The records
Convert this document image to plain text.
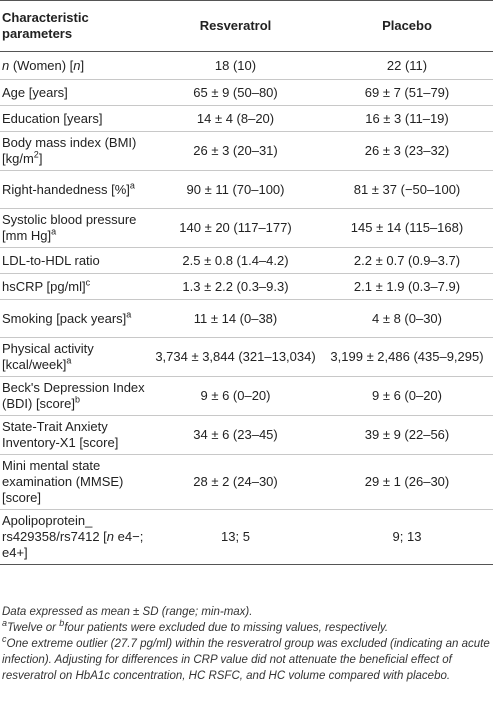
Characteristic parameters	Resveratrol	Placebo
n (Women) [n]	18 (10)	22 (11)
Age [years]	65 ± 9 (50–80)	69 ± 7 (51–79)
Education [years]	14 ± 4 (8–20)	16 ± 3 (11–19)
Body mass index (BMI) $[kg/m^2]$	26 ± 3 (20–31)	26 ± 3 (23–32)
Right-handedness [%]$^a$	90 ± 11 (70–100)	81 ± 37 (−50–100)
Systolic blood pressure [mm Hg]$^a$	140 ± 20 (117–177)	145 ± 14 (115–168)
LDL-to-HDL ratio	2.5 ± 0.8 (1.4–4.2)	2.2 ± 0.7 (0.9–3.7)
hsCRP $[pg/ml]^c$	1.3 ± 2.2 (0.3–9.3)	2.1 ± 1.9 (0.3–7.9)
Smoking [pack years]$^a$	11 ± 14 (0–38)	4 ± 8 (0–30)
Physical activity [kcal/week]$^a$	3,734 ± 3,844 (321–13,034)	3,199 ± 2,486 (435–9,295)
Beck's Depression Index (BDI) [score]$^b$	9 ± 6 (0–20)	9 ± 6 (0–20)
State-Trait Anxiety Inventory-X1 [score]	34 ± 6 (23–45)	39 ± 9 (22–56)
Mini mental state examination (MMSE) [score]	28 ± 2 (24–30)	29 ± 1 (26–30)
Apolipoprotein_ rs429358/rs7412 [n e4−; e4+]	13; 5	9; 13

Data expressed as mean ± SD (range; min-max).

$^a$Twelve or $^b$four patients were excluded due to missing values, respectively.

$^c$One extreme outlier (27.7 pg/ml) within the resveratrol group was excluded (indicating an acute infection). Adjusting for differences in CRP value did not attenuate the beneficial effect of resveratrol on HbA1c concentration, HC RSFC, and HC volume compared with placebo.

Action item
The entries above are to be retyped exactly, with each picture left out.

Response area
Convert this document image to plain text.
Characteristic parameters	Resveratrol	Placebo
n (Women) [n]	18 (10)	22 (11)
Age [years]	65 ± 9 (50–80)	69 ± 7 (51–79)
Education [years]	14 ± 4 (8–20)	16 ± 3 (11–19)
Body mass index (BMI) $[kg/m^2]$	26 ± 3 (20–31)	26 ± 3 (23–32)
Right-handedness [%]$^a$	90 ± 11 (70–100)	81 ± 37 (−50–100)
Systolic blood pressure [mm Hg]$^a$	140 ± 20 (117–177)	145 ± 14 (115–168)
LDL-to-HDL ratio	2.5 ± 0.8 (1.4–4.2)	2.2 ± 0.7 (0.9–3.7)
hsCRP $[pg/ml]^c$	1.3 ± 2.2 (0.3–9.3)	2.1 ± 1.9 (0.3–7.9)
Smoking [pack years]$^a$	11 ± 14 (0–38)	4 ± 8 (0–30)
Physical activity [kcal/week]$^a$	3,734 ± 3,844 (321–13,034)	3,199 ± 2,486 (435–9,295)
Beck's Depression Index (BDI) [score]$^b$	9 ± 6 (0–20)	9 ± 6 (0–20)
State-Trait Anxiety Inventory-X1 [score]	34 ± 6 (23–45)	39 ± 9 (22–56)
Mini mental state examination (MMSE) [score]	28 ± 2 (24–30)	29 ± 1 (26–30)
Apolipoprotein_ rs429358/rs7412 [n e4−; e4+]	13; 5	9; 13

Data expressed as mean ± SD (range; min-max).

$^a$Twelve or $^b$four patients were excluded due to missing values, respectively.

$^c$One extreme outlier (27.7 pg/ml) within the resveratrol group was excluded (indicating an acute infection). Adjusting for differences in CRP value did not attenuate the beneficial effect of resveratrol on HbA1c concentration, HC RSFC, and HC volume compared with placebo.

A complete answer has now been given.